• Stated task: Below are entries. Pull out all lines containing "泽披蛊界".

• Input:
++++++++++
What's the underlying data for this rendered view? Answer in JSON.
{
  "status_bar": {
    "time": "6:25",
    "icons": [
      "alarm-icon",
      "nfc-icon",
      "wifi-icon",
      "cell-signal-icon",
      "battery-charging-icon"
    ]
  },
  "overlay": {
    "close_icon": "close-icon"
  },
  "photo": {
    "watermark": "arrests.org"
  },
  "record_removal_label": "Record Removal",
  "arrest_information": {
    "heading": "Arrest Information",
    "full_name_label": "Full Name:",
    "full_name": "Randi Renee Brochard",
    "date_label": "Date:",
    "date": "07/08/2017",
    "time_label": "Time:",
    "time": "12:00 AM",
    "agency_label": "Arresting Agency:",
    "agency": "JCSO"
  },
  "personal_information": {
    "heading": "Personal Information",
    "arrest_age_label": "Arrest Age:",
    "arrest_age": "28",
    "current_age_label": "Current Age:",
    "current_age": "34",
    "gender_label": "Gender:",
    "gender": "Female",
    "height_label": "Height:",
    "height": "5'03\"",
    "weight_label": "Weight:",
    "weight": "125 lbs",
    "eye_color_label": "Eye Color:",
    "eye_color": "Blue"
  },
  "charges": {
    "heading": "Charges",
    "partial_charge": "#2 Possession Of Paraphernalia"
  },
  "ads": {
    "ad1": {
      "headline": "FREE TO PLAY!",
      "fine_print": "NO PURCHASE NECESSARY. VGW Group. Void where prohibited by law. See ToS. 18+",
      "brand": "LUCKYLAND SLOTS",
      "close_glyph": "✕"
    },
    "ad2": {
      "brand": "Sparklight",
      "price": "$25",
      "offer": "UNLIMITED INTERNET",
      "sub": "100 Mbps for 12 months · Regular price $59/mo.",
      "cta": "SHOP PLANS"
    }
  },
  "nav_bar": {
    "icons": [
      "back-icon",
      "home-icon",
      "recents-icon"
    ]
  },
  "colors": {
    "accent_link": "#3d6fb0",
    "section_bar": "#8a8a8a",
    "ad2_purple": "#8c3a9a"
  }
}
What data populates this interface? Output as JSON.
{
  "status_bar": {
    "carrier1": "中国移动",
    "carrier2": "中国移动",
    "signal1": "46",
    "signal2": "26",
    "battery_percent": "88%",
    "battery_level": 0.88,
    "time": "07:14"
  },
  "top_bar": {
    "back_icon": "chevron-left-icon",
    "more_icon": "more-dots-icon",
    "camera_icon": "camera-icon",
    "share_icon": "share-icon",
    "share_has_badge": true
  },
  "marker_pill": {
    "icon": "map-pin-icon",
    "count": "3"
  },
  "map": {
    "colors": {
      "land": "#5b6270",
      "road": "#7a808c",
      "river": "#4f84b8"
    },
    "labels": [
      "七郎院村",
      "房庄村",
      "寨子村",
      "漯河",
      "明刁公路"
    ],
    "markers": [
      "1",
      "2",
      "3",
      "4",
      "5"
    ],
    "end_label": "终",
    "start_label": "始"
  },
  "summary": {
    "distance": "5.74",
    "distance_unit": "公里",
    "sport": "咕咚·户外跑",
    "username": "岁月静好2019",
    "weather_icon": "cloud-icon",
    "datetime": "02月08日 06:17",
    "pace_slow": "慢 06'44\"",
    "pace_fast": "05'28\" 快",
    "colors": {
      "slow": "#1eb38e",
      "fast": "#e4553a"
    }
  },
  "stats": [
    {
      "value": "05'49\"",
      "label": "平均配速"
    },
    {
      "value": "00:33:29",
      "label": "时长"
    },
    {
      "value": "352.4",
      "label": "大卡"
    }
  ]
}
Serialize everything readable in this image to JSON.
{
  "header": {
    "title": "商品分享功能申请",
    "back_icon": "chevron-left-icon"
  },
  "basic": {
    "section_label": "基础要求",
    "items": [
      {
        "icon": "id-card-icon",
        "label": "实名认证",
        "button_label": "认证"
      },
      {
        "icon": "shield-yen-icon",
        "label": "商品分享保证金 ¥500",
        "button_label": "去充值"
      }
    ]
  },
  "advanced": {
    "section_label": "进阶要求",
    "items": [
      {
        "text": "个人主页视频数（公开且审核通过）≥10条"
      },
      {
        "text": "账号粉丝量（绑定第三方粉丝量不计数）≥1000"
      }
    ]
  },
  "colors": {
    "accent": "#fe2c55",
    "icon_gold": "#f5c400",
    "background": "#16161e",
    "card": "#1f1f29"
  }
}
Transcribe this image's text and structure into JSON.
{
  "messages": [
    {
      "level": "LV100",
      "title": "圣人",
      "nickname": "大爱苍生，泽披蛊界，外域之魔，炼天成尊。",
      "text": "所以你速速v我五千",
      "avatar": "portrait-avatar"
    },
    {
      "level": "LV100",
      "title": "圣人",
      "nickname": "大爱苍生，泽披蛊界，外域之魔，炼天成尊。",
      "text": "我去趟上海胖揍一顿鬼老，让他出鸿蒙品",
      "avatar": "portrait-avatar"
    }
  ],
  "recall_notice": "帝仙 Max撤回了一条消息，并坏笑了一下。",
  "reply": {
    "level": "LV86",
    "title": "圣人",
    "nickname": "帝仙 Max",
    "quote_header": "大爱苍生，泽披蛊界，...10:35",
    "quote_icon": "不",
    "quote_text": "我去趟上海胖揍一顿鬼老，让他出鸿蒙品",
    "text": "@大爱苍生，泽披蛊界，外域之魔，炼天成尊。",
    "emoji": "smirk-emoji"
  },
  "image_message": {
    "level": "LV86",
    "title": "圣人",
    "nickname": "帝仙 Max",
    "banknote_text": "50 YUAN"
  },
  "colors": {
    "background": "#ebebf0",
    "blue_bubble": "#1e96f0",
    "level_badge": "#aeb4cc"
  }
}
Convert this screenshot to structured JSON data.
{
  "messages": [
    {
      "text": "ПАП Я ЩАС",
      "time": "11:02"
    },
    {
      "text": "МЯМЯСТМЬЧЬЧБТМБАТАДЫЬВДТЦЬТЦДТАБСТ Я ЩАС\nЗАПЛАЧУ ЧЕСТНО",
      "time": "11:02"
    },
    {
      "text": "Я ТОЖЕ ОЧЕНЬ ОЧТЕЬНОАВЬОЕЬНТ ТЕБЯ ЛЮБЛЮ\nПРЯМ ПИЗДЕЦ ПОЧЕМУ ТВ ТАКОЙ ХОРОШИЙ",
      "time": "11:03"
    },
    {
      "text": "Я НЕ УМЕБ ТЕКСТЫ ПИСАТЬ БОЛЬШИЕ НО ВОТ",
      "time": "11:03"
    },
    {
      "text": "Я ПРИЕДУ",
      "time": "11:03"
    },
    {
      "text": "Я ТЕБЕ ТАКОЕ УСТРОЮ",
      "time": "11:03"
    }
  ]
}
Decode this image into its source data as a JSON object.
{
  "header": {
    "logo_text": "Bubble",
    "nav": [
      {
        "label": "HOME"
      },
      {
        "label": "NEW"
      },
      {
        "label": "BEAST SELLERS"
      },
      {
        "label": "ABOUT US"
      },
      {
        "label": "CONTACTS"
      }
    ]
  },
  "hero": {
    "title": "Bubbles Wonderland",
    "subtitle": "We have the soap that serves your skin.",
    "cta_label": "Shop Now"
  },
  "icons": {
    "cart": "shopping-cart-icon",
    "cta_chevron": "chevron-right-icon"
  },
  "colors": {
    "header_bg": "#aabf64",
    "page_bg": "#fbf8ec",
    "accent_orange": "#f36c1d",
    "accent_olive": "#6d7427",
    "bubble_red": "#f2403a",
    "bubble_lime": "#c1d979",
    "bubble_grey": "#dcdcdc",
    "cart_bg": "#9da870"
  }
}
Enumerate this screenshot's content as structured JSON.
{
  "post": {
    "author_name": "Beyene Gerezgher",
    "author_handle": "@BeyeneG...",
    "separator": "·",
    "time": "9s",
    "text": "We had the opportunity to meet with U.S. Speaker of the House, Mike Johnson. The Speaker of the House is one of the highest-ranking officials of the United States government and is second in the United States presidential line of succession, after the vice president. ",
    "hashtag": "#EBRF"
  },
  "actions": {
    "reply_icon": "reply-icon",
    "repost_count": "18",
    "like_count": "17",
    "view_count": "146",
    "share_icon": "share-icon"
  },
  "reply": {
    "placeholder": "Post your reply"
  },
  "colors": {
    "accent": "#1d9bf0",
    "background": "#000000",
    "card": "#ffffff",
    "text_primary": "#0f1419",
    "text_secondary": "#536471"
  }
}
++++++++++
• Output of the task:
      "nickname": "大爱苍生，泽披蛊界，外域之魔，炼天成尊。",
      "nickname": "大爱苍生，泽披蛊界，外域之魔，炼天成尊。",
    "quote_header": "大爱苍生，泽披蛊界，...10:35",
    "text": "@大爱苍生，泽披蛊界，外域之魔，炼天成尊。",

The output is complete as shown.